### Written problem
Quote all lines below exactly. Images stay out.

### The records

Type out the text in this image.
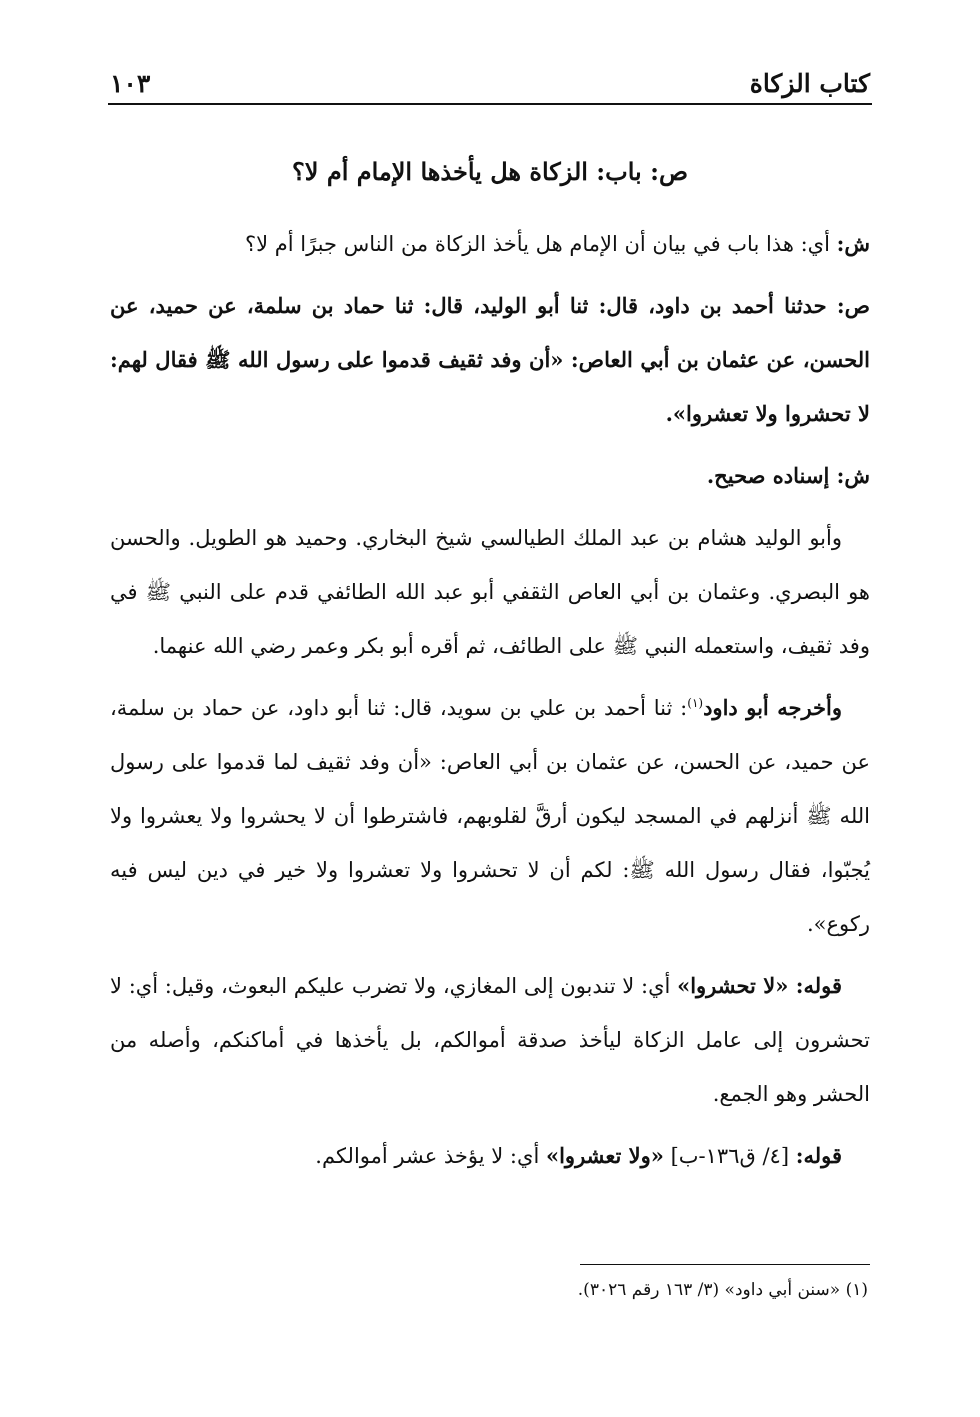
كتاب الزكاة
١٠٣
ص: باب: الزكاة هل يأخذها الإمام أم لا؟

ش: أي: هذا باب في بيان أن الإمام هل يأخذ الزكاة من الناس جبرًا أم لا؟

ص: حدثنا أحمد بن داود، قال: ثنا أبو الوليد، قال: ثنا حماد بن سلمة، عن حميد، عن الحسن، عن عثمان بن أبي العاص: «أن وفد ثقيف قدموا على رسول الله ﷺ فقال لهم: لا تحشروا ولا تعشروا».

ش: إسناده صحيح.

وأبو الوليد هشام بن عبد الملك الطيالسي شيخ البخاري. وحميد هو الطويل. والحسن هو البصري. وعثمان بن أبي العاص الثقفي أبو عبد الله الطائفي قدم على النبي ﷺ في وفد ثقيف، واستعمله النبي ﷺ على الطائف، ثم أقره أبو بكر وعمر رضي الله عنهما.

وأخرجه أبو داود$^{(١)}$: ثنا أحمد بن علي بن سويد، قال: ثنا أبو داود، عن حماد بن سلمة، عن حميد، عن الحسن، عن عثمان بن أبي العاص: «أن وفد ثقيف لما قدموا على رسول الله ﷺ أنزلهم في المسجد ليكون أرقَّ لقلوبهم، فاشترطوا أن لا يحشروا ولا يعشروا ولا يُجبّوا، فقال رسول الله ﷺ: لكم أن لا تحشروا ولا تعشروا ولا خير في دين ليس فيه ركوع».

قوله: «لا تحشروا» أي: لا تندبون إلى المغازي، ولا تضرب عليكم البعوث، وقيل: أي: لا تحشرون إلى عامل الزكاة ليأخذ صدقة أموالكم، بل يأخذها في أماكنكم، وأصله من الحشر وهو الجمع.

قوله: [٤/ ق١٣٦-ب] «ولا تعشروا» أي: لا يؤخذ عشر أموالكم.

(١) «سنن أبي داود» (٣/ ١٦٣ رقم ٣٠٢٦).
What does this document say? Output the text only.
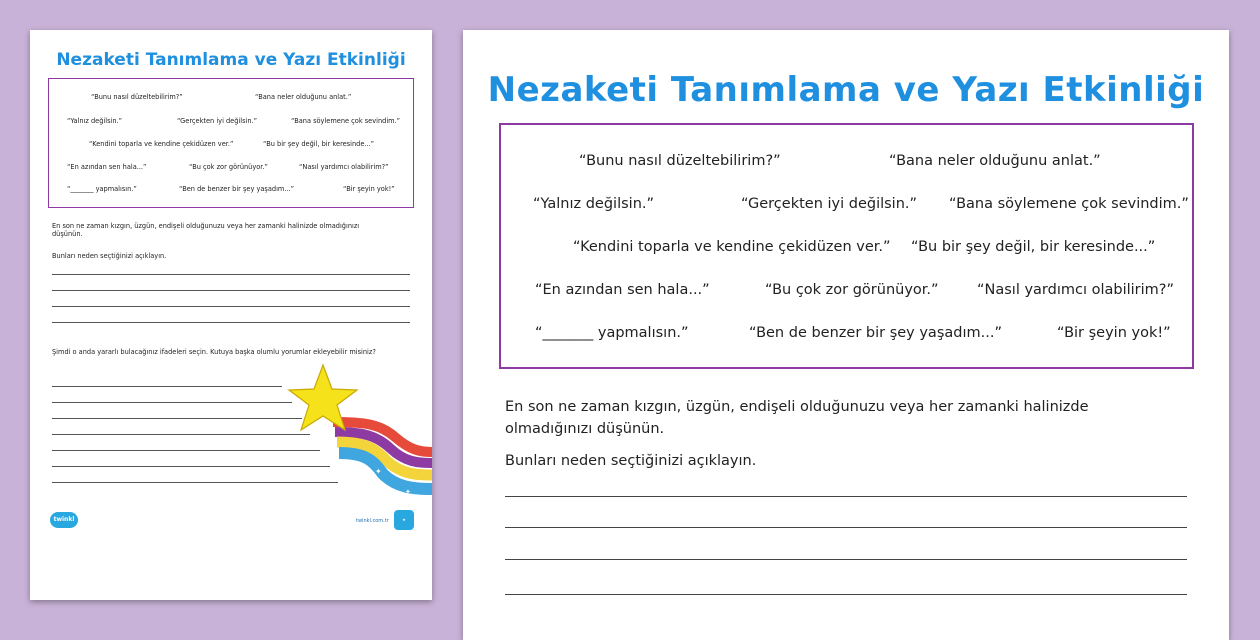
Nezaketi Tanımlama ve Yazı Etkinliği
“Bunu nasıl düzeltebilirim?”	“Bana neler olduğunu anlat.”
“Yalnız değilsin.”	“Gerçekten iyi değilsin.”	“Bana söylemene çok sevindim.”
“Kendini toparla ve kendine çekidüzen ver.”	“Bu bir şey değil, bir keresinde...”
“En azından sen hala...”	“Bu çok zor görünüyor.”	“Nasıl yardımcı olabilirim?”
“_______ yapmalısın.”	“Ben de benzer bir şey yaşadım...”	“Bir şeyin yok!”
En son ne zaman kızgın, üzgün, endişeli olduğunuzu veya her zamanki halinizde olmadığınızı düşünün.
Bunları neden seçtiğinizi açıklayın.
Şimdi o anda yararlı bulacağınız ifadeleri seçin. Kutuya başka olumlu yorumlar ekleyebilir misiniz?
✦
✦
twinkl	twinkl.com.tr	★
Nezaketi Tanımlama ve Yazı Etkinliği
“Bunu nasıl düzeltebilirim?”	“Bana neler olduğunu anlat.”
“Yalnız değilsin.”	“Gerçekten iyi değilsin.” “Bana söylemene çok sevindim.”
“Kendini toparla ve kendine çekidüzen ver.” “Bu bir şey değil, bir keresinde...”
“En azından sen hala...”	“Bu çok zor görünüyor.”	“Nasıl yardımcı olabilirim?”
“_______ yapmalısın.”	“Ben de benzer bir şey yaşadım...”	“Bir şeyin yok!”
En son ne zaman kızgın, üzgün, endişeli olduğunuzu veya her zamanki halinizde olmadığınızı düşünün.
Bunları neden seçtiğinizi açıklayın.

### Task response
Type out the text in this image.
كتاب الزكاة
١٠٣
ص: باب: الزكاة هل يأخذها الإمام أم لا؟

ش: أي: هذا باب في بيان أن الإمام هل يأخذ الزكاة من الناس جبرًا أم لا؟

ص: حدثنا أحمد بن داود، قال: ثنا أبو الوليد، قال: ثنا حماد بن سلمة، عن حميد، عن الحسن، عن عثمان بن أبي العاص: «أن وفد ثقيف قدموا على رسول الله ﷺ فقال لهم: لا تحشروا ولا تعشروا».

ش: إسناده صحيح.

وأبو الوليد هشام بن عبد الملك الطيالسي شيخ البخاري. وحميد هو الطويل. والحسن هو البصري. وعثمان بن أبي العاص الثقفي أبو عبد الله الطائفي قدم على النبي ﷺ في وفد ثقيف، واستعمله النبي ﷺ على الطائف، ثم أقره أبو بكر وعمر رضي الله عنهما.

وأخرجه أبو داود$^{(١)}$: ثنا أحمد بن علي بن سويد، قال: ثنا أبو داود، عن حماد بن سلمة، عن حميد، عن الحسن، عن عثمان بن أبي العاص: «أن وفد ثقيف لما قدموا على رسول الله ﷺ أنزلهم في المسجد ليكون أرقَّ لقلوبهم، فاشترطوا أن لا يحشروا ولا يعشروا ولا يُجبّوا، فقال رسول الله ﷺ: لكم أن لا تحشروا ولا تعشروا ولا خير في دين ليس فيه ركوع».

قوله: «لا تحشروا» أي: لا تندبون إلى المغازي، ولا تضرب عليكم البعوث، وقيل: أي: لا تحشرون إلى عامل الزكاة ليأخذ صدقة أموالكم، بل يأخذها في أماكنكم، وأصله من الحشر وهو الجمع.

قوله: [٤/ ق١٣٦-ب] «ولا تعشروا» أي: لا يؤخذ عشر أموالكم.

(١) «سنن أبي داود» (٣/ ١٦٣ رقم ٣٠٢٦).
What does this document say? Output the text only.
Nezaketi Tanımlama ve Yazı Etkinliği
“Bunu nasıl düzeltebilirim?”	“Bana neler olduğunu anlat.”
“Yalnız değilsin.”	“Gerçekten iyi değilsin.”	“Bana söylemene çok sevindim.”
“Kendini toparla ve kendine çekidüzen ver.”	“Bu bir şey değil, bir keresinde...”
“En azından sen hala...”	“Bu çok zor görünüyor.”	“Nasıl yardımcı olabilirim?”
“_______ yapmalısın.”	“Ben de benzer bir şey yaşadım...”	“Bir şeyin yok!”
En son ne zaman kızgın, üzgün, endişeli olduğunuzu veya her zamanki halinizde olmadığınızı düşünün.
Bunları neden seçtiğinizi açıklayın.
Şimdi o anda yararlı bulacağınız ifadeleri seçin. Kutuya başka olumlu yorumlar ekleyebilir misiniz?
✦
✦
twinkl	twinkl.com.tr	★
Nezaketi Tanımlama ve Yazı Etkinliği
“Bunu nasıl düzeltebilirim?”	“Bana neler olduğunu anlat.”
“Yalnız değilsin.”	“Gerçekten iyi değilsin.” “Bana söylemene çok sevindim.”
“Kendini toparla ve kendine çekidüzen ver.” “Bu bir şey değil, bir keresinde...”
“En azından sen hala...”	“Bu çok zor görünüyor.”	“Nasıl yardımcı olabilirim?”
“_______ yapmalısın.”	“Ben de benzer bir şey yaşadım...”	“Bir şeyin yok!”
En son ne zaman kızgın, üzgün, endişeli olduğunuzu veya her zamanki halinizde olmadığınızı düşünün.
Bunları neden seçtiğinizi açıklayın.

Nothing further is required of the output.